• **Data for the task**
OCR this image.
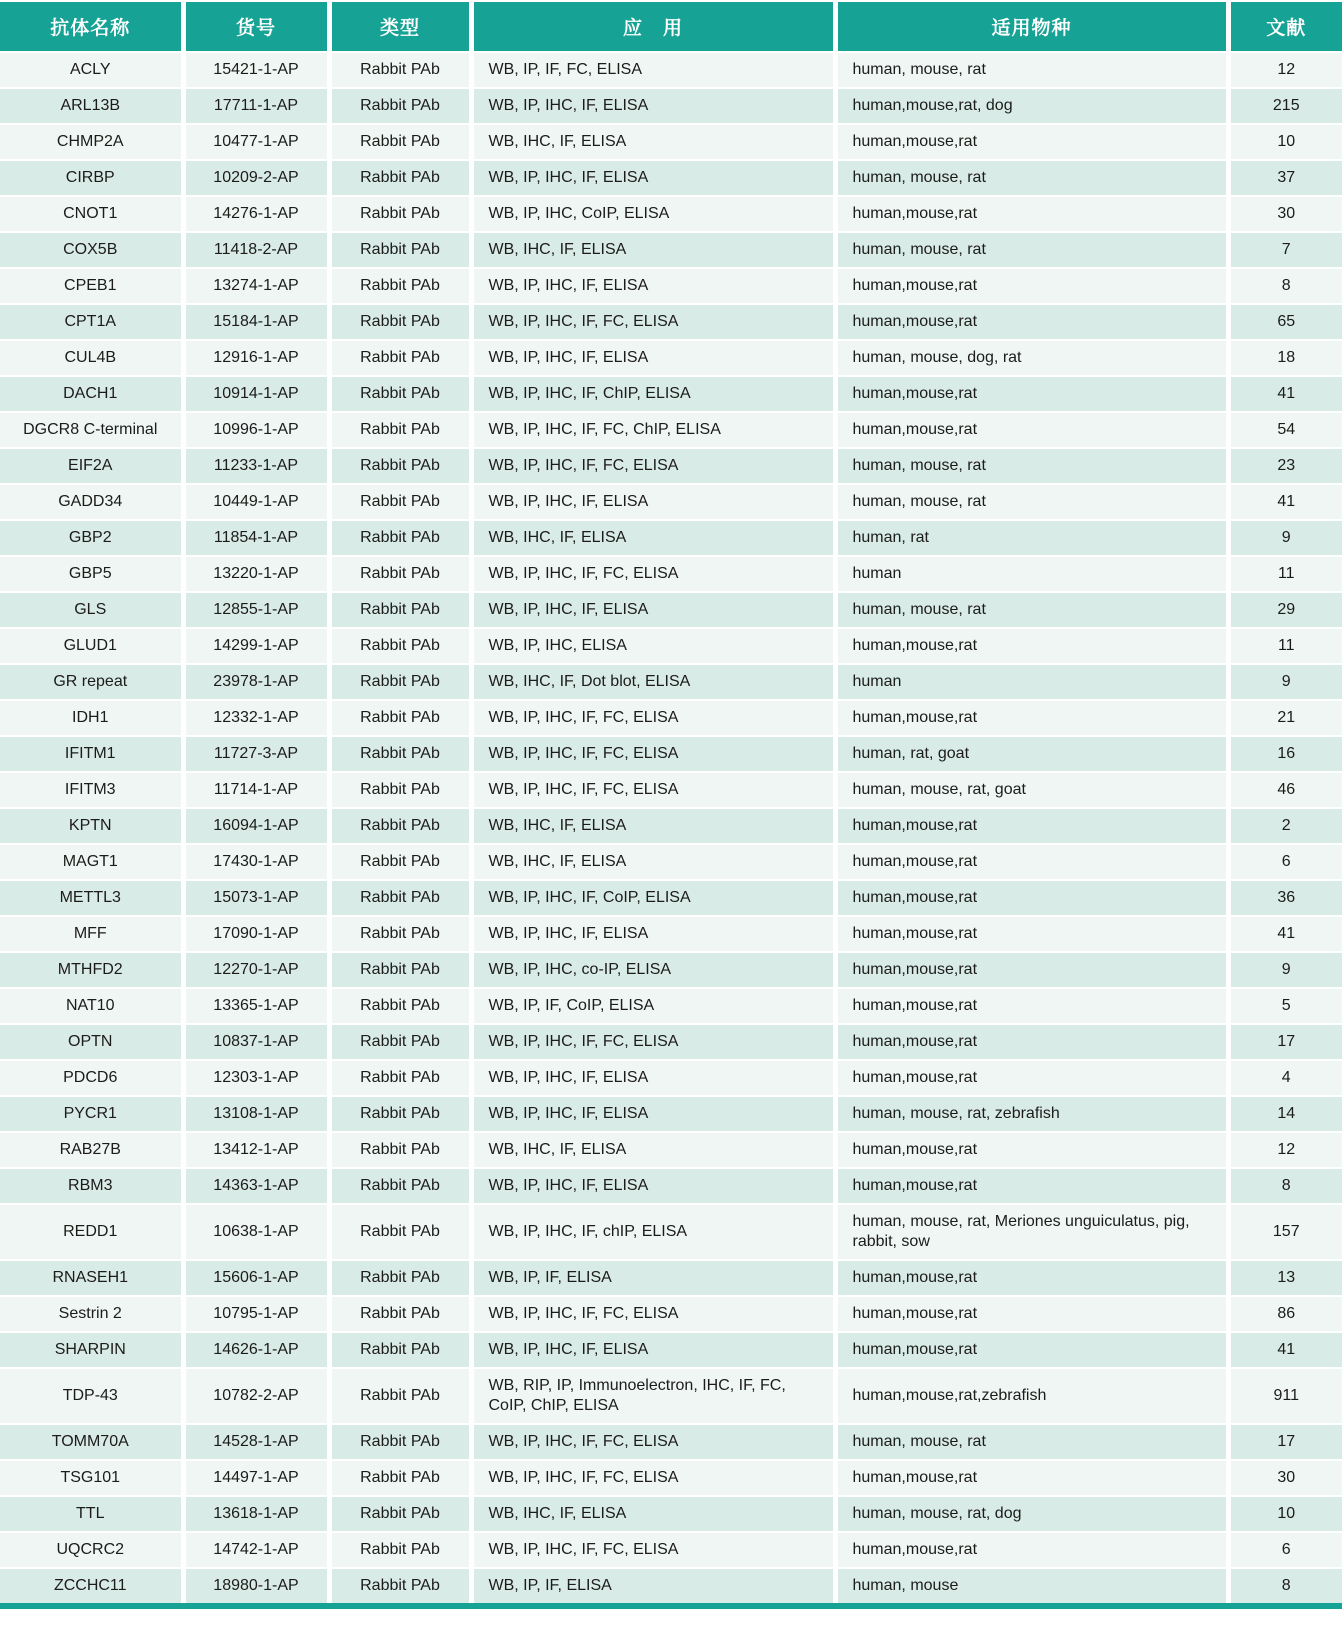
抗体名称	货号	类型	应　用	适用物种	文献
ACLY	15421-1-AP	Rabbit PAb	WB, IP, IF, FC, ELISA	human, mouse, rat	12
ARL13B	17711-1-AP	Rabbit PAb	WB, IP, IHC, IF, ELISA	human,mouse,rat, dog	215
CHMP2A	10477-1-AP	Rabbit PAb	WB, IHC, IF, ELISA	human,mouse,rat	10
CIRBP	10209-2-AP	Rabbit PAb	WB, IP, IHC, IF, ELISA	human, mouse, rat	37
CNOT1	14276-1-AP	Rabbit PAb	WB, IP, IHC, CoIP, ELISA	human,mouse,rat	30
COX5B	11418-2-AP	Rabbit PAb	WB, IHC, IF, ELISA	human, mouse, rat	7
CPEB1	13274-1-AP	Rabbit PAb	WB, IP, IHC, IF, ELISA	human,mouse,rat	8
CPT1A	15184-1-AP	Rabbit PAb	WB, IP, IHC, IF, FC, ELISA	human,mouse,rat	65
CUL4B	12916-1-AP	Rabbit PAb	WB, IP, IHC, IF, ELISA	human, mouse, dog, rat	18
DACH1	10914-1-AP	Rabbit PAb	WB, IP, IHC, IF, ChIP, ELISA	human,mouse,rat	41
DGCR8 C-terminal	10996-1-AP	Rabbit PAb	WB, IP, IHC, IF, FC, ChIP, ELISA	human,mouse,rat	54
EIF2A	11233-1-AP	Rabbit PAb	WB, IP, IHC, IF, FC, ELISA	human, mouse, rat	23
GADD34	10449-1-AP	Rabbit PAb	WB, IP, IHC, IF, ELISA	human, mouse, rat	41
GBP2	11854-1-AP	Rabbit PAb	WB, IHC, IF, ELISA	human, rat	9
GBP5	13220-1-AP	Rabbit PAb	WB, IP, IHC, IF, FC, ELISA	human	11
GLS	12855-1-AP	Rabbit PAb	WB, IP, IHC, IF, ELISA	human, mouse, rat	29
GLUD1	14299-1-AP	Rabbit PAb	WB, IP, IHC, ELISA	human,mouse,rat	11
GR repeat	23978-1-AP	Rabbit PAb	WB, IHC, IF, Dot blot, ELISA	human	9
IDH1	12332-1-AP	Rabbit PAb	WB, IP, IHC, IF, FC, ELISA	human,mouse,rat	21
IFITM1	11727-3-AP	Rabbit PAb	WB, IP, IHC, IF, FC, ELISA	human, rat, goat	16
IFITM3	11714-1-AP	Rabbit PAb	WB, IP, IHC, IF, FC, ELISA	human, mouse, rat, goat	46
KPTN	16094-1-AP	Rabbit PAb	WB, IHC, IF, ELISA	human,mouse,rat	2
MAGT1	17430-1-AP	Rabbit PAb	WB, IHC, IF, ELISA	human,mouse,rat	6
METTL3	15073-1-AP	Rabbit PAb	WB, IP, IHC, IF, CoIP, ELISA	human,mouse,rat	36
MFF	17090-1-AP	Rabbit PAb	WB, IP, IHC, IF, ELISA	human,mouse,rat	41
MTHFD2	12270-1-AP	Rabbit PAb	WB, IP, IHC, co-IP, ELISA	human,mouse,rat	9
NAT10	13365-1-AP	Rabbit PAb	WB, IP, IF, CoIP, ELISA	human,mouse,rat	5
OPTN	10837-1-AP	Rabbit PAb	WB, IP, IHC, IF, FC, ELISA	human,mouse,rat	17
PDCD6	12303-1-AP	Rabbit PAb	WB, IP, IHC, IF, ELISA	human,mouse,rat	4
PYCR1	13108-1-AP	Rabbit PAb	WB, IP, IHC, IF, ELISA	human, mouse, rat, zebrafish	14
RAB27B	13412-1-AP	Rabbit PAb	WB, IHC, IF, ELISA	human,mouse,rat	12
RBM3	14363-1-AP	Rabbit PAb	WB, IP, IHC, IF, ELISA	human,mouse,rat	8
REDD1	10638-1-AP	Rabbit PAb	WB, IP, IHC, IF, chIP, ELISA	human, mouse, rat, Meriones unguiculatus, pig, rabbit, sow	157
RNASEH1	15606-1-AP	Rabbit PAb	WB, IP, IF, ELISA	human,mouse,rat	13
Sestrin 2	10795-1-AP	Rabbit PAb	WB, IP, IHC, IF, FC, ELISA	human,mouse,rat	86
SHARPIN	14626-1-AP	Rabbit PAb	WB, IP, IHC, IF, ELISA	human,mouse,rat	41
TDP-43	10782-2-AP	Rabbit PAb	WB, RIP, IP, Immunoelectron, IHC, IF, FC, CoIP, ChIP, ELISA	human,mouse,rat,zebrafish	911
TOMM70A	14528-1-AP	Rabbit PAb	WB, IP, IHC, IF, FC, ELISA	human, mouse, rat	17
TSG101	14497-1-AP	Rabbit PAb	WB, IP, IHC, IF, FC, ELISA	human,mouse,rat	30
TTL	13618-1-AP	Rabbit PAb	WB, IHC, IF, ELISA	human, mouse, rat, dog	10
UQCRC2	14742-1-AP	Rabbit PAb	WB, IP, IHC, IF, FC, ELISA	human,mouse,rat	6
ZCCHC11	18980-1-AP	Rabbit PAb	WB, IP, IF, ELISA	human, mouse	8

• **What needs to be done**
What is the number of lines in the records that contain the string "zebrafish"? Give only that number.

• **Worked answer**
2